• _What to do_
Could you write out again, unchanged, everything from the start of the data down to and including the line containing "divider bbox=[0, 648, 76, 649]"?
= = = = = = =
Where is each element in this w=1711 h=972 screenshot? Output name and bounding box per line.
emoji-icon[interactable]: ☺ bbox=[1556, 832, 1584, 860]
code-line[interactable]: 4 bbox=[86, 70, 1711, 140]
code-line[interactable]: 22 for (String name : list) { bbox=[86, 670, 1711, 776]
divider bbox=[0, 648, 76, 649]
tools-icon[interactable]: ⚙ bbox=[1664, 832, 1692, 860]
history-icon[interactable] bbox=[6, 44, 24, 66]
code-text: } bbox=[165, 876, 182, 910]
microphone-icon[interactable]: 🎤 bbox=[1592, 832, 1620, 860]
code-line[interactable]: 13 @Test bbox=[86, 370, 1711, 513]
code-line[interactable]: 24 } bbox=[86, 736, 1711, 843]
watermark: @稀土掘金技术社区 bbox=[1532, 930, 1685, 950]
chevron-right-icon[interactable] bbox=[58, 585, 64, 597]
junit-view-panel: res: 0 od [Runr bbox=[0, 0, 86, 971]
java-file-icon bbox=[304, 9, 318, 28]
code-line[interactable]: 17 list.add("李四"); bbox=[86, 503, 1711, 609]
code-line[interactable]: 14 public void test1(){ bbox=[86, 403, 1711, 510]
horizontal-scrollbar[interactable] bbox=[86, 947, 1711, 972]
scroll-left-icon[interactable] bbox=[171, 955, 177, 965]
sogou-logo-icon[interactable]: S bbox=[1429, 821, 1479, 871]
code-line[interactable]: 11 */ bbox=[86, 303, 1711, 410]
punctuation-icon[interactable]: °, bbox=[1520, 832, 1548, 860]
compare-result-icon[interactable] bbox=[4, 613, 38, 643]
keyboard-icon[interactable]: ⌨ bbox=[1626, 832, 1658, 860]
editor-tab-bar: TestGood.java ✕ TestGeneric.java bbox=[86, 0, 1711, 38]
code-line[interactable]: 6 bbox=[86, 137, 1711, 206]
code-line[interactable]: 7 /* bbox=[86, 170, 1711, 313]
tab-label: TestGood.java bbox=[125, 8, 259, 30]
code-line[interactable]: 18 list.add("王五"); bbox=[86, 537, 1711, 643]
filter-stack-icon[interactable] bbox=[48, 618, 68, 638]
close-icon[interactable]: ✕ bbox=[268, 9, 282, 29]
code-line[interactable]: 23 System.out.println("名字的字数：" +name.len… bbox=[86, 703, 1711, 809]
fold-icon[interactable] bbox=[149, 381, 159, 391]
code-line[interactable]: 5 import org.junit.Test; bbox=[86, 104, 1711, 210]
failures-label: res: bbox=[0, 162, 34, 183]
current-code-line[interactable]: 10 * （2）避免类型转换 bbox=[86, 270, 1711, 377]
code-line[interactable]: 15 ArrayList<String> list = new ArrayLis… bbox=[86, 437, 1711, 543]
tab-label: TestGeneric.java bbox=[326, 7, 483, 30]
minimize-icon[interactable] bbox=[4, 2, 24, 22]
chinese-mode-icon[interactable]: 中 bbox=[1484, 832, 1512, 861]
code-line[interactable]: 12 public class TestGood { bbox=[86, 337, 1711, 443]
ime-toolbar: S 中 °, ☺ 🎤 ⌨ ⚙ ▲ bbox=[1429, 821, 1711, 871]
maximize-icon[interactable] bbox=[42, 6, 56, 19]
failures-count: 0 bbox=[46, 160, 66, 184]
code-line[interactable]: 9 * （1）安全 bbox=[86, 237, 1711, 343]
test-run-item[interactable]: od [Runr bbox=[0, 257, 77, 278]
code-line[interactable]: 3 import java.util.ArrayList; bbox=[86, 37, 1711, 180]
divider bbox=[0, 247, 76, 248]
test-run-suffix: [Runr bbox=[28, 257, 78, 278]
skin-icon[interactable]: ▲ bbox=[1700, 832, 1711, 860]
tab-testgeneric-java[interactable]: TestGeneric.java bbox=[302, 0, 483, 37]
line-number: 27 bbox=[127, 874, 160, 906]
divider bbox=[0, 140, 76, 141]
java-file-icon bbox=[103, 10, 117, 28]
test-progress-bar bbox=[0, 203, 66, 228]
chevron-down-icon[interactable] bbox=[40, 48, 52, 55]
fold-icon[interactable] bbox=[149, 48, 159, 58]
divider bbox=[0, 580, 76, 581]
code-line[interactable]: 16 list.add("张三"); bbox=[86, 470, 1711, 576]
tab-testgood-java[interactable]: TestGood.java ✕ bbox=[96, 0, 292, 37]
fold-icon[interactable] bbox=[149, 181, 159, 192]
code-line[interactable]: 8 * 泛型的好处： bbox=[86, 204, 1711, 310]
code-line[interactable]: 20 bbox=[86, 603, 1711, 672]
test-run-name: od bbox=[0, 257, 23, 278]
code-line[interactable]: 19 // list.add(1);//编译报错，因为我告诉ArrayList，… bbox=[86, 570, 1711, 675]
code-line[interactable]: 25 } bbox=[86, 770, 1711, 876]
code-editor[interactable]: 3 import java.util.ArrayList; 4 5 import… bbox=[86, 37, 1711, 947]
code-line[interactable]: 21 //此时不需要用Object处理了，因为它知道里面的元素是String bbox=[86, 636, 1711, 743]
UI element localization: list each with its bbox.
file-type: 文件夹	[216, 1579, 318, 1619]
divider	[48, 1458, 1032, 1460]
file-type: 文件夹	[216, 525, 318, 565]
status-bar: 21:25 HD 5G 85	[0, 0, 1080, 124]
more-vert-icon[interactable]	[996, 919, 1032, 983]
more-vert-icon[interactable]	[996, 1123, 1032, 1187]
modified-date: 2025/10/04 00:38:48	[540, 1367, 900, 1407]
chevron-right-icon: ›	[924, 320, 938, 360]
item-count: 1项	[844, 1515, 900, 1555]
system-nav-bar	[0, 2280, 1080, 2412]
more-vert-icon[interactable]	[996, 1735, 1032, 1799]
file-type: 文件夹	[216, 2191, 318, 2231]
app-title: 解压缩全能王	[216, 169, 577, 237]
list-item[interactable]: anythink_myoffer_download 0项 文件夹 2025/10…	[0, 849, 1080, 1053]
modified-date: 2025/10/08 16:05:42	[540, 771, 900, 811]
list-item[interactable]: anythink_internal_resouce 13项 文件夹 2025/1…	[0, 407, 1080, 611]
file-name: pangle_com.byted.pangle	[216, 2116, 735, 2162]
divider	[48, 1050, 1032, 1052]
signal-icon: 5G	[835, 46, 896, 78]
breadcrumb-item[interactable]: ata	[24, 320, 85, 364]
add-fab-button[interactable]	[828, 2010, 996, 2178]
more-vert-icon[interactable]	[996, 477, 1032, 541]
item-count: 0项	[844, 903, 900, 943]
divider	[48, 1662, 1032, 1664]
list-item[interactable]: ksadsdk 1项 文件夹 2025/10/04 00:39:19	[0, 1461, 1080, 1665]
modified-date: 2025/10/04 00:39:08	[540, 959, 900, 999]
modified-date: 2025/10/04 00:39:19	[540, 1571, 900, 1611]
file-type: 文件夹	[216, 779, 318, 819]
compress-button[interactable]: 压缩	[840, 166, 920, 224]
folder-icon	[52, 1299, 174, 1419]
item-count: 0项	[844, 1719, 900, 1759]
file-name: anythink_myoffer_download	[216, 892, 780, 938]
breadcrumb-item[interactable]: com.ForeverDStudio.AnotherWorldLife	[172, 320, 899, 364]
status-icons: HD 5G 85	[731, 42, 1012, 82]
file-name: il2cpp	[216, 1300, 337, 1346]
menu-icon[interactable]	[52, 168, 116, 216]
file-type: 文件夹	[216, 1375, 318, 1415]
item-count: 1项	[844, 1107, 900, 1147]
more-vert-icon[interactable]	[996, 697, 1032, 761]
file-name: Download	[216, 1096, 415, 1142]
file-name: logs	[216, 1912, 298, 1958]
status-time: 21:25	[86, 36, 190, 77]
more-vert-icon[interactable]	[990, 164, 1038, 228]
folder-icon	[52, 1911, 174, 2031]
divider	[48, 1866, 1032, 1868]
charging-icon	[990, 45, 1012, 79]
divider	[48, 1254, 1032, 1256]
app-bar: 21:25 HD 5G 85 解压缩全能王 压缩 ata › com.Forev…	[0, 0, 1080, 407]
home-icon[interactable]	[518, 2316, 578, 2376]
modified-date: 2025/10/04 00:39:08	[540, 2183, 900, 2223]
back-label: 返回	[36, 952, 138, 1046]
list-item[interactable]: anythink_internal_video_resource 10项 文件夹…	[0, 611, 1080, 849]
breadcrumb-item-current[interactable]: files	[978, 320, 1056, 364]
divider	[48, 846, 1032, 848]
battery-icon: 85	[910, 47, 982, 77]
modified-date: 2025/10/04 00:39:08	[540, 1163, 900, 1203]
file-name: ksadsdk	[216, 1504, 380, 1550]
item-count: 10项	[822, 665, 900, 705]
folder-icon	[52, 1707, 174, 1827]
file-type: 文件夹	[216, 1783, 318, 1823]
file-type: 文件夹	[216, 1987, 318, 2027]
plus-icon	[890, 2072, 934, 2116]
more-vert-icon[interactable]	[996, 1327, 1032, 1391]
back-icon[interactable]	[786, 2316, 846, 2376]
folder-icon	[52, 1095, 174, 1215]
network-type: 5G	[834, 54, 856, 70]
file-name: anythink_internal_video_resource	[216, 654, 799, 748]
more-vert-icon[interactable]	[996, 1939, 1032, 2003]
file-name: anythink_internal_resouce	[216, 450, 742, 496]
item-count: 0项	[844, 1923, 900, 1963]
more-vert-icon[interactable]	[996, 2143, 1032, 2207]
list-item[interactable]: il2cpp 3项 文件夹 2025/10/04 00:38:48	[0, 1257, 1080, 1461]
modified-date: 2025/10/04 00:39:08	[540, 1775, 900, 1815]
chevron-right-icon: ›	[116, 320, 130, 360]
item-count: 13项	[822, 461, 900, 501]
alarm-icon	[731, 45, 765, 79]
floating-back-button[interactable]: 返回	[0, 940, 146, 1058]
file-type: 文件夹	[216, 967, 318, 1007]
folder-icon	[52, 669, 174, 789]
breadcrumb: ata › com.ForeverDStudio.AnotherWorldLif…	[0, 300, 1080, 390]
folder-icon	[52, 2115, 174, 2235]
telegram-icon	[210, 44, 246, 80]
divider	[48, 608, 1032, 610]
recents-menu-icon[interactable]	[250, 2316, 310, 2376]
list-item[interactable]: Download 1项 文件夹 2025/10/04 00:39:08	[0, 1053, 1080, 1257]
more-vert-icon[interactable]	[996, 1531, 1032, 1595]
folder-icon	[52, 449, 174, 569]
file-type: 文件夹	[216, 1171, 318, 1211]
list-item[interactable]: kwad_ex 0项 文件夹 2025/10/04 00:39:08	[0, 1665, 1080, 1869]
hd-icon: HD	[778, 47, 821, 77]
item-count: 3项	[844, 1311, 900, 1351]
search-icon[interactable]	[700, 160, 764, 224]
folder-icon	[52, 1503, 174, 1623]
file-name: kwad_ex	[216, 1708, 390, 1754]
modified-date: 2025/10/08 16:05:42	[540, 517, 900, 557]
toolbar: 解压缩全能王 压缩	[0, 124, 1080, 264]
= = = = = = =
• _Result of the exercise_
Where is each element in this w=1711 h=972 screenshot? Output name and bounding box per line.
emoji-icon[interactable]: ☺ bbox=[1556, 832, 1584, 860]
code-line[interactable]: 4 bbox=[86, 70, 1711, 140]
code-line[interactable]: 22 for (String name : list) { bbox=[86, 670, 1711, 776]
divider bbox=[0, 648, 76, 649]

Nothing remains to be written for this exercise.